START Provided records

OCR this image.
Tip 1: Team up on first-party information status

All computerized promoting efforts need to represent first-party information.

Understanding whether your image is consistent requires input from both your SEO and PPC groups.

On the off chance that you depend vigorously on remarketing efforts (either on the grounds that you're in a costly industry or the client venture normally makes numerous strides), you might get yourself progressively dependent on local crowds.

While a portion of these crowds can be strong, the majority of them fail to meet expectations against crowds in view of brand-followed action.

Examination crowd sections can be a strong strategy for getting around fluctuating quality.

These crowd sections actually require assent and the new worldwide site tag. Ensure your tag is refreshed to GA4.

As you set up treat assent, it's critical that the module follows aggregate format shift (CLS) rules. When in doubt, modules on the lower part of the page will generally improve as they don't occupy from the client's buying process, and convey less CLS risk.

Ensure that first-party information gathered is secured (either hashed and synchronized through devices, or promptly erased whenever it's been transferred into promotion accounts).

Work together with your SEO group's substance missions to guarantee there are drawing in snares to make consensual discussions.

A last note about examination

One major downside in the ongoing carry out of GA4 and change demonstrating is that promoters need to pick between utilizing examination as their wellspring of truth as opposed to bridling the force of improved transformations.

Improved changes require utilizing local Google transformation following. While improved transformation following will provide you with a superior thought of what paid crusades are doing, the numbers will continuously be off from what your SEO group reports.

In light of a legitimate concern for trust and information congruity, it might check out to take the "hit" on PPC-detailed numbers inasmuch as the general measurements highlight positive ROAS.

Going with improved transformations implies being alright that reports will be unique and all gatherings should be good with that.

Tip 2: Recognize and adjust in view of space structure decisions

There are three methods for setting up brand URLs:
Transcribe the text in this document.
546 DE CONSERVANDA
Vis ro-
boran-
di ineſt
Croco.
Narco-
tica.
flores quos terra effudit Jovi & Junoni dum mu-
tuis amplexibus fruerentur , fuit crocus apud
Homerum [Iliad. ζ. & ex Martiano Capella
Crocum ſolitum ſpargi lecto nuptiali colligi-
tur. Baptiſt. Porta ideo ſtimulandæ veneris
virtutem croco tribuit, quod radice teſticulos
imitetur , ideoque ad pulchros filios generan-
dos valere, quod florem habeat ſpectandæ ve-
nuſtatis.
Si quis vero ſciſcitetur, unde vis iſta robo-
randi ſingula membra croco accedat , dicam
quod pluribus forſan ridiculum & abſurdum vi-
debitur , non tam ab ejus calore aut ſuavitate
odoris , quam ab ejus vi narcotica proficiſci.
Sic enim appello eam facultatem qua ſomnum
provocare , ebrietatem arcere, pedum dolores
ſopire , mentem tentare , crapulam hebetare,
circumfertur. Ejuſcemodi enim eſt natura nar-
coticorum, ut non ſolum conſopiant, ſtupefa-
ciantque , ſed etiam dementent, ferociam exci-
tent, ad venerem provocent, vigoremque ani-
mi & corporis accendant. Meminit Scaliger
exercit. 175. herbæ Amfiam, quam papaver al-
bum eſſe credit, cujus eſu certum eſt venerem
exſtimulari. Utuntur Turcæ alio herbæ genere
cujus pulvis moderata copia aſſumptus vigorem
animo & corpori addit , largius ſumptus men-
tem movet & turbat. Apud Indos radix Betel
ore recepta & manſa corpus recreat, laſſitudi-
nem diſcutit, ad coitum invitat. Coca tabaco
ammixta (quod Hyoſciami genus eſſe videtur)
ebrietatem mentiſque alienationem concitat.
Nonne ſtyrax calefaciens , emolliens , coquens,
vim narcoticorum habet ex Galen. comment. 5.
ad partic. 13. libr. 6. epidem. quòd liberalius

END Provided records

◆ **Stated problem**:
Print every entry exactly as it appears.

◆ **The answer**:
OCR this image.
Tip 1: Team up on first-party information status

All computerized promoting efforts need to represent first-party information.

Understanding whether your image is consistent requires input from both your SEO and PPC groups.

On the off chance that you depend vigorously on remarketing efforts (either on the grounds that you're in a costly industry or the client venture normally makes numerous strides), you might get yourself progressively dependent on local crowds.

While a portion of these crowds can be strong, the majority of them fail to meet expectations against crowds in view of brand-followed action.

Examination crowd sections can be a strong strategy for getting around fluctuating quality.

These crowd sections actually require assent and the new worldwide site tag. Ensure your tag is refreshed to GA4.

As you set up treat assent, it's critical that the module follows aggregate format shift (CLS) rules. When in doubt, modules on the lower part of the page will generally improve as they don't occupy from the client's buying process, and convey less CLS risk.

Ensure that first-party information gathered is secured (either hashed and synchronized through devices, or promptly erased whenever it's been transferred into promotion accounts).

Work together with your SEO group's substance missions to guarantee there are drawing in snares to make consensual discussions.

A last note about examination

One major downside in the ongoing carry out of GA4 and change demonstrating is that promoters need to pick between utilizing examination as their wellspring of truth as opposed to bridling the force of improved transformations.

Improved changes require utilizing local Google transformation following. While improved transformation following will provide you with a superior thought of what paid crusades are doing, the numbers will continuously be off from what your SEO group reports.

In light of a legitimate concern for trust and information congruity, it might check out to take the "hit" on PPC-detailed numbers inasmuch as the general measurements highlight positive ROAS.

Going with improved transformations implies being alright that reports will be unique and all gatherings should be good with that.

Tip 2: Recognize and adjust in view of space structure decisions

There are three methods for setting up brand URLs:
Transcribe the text in this document.
546 DE CONSERVANDA
Vis ro-
boran-
di ineſt
Croco.
Narco-
tica.
flores quos terra effudit Jovi & Junoni dum mu-
tuis amplexibus fruerentur , fuit crocus apud
Homerum [Iliad. ζ. & ex Martiano Capella
Crocum ſolitum ſpargi lecto nuptiali colligi-
tur. Baptiſt. Porta ideo ſtimulandæ veneris
virtutem croco tribuit, quod radice teſticulos
imitetur , ideoque ad pulchros filios generan-
dos valere, quod florem habeat ſpectandæ ve-
nuſtatis.
Si quis vero ſciſcitetur, unde vis iſta robo-
randi ſingula membra croco accedat , dicam
quod pluribus forſan ridiculum & abſurdum vi-
debitur , non tam ab ejus calore aut ſuavitate
odoris , quam ab ejus vi narcotica proficiſci.
Sic enim appello eam facultatem qua ſomnum
provocare , ebrietatem arcere, pedum dolores
ſopire , mentem tentare , crapulam hebetare,
circumfertur. Ejuſcemodi enim eſt natura nar-
coticorum, ut non ſolum conſopiant, ſtupefa-
ciantque , ſed etiam dementent, ferociam exci-
tent, ad venerem provocent, vigoremque ani-
mi & corporis accendant. Meminit Scaliger
exercit. 175. herbæ Amfiam, quam papaver al-
bum eſſe credit, cujus eſu certum eſt venerem
exſtimulari. Utuntur Turcæ alio herbæ genere
cujus pulvis moderata copia aſſumptus vigorem
animo & corpori addit , largius ſumptus men-
tem movet & turbat. Apud Indos radix Betel
ore recepta & manſa corpus recreat, laſſitudi-
nem diſcutit, ad coitum invitat. Coca tabaco
ammixta (quod Hyoſciami genus eſſe videtur)
ebrietatem mentiſque alienationem concitat.
Nonne ſtyrax calefaciens , emolliens , coquens,
vim narcoticorum habet ex Galen. comment. 5.
ad partic. 13. libr. 6. epidem. quòd liberalius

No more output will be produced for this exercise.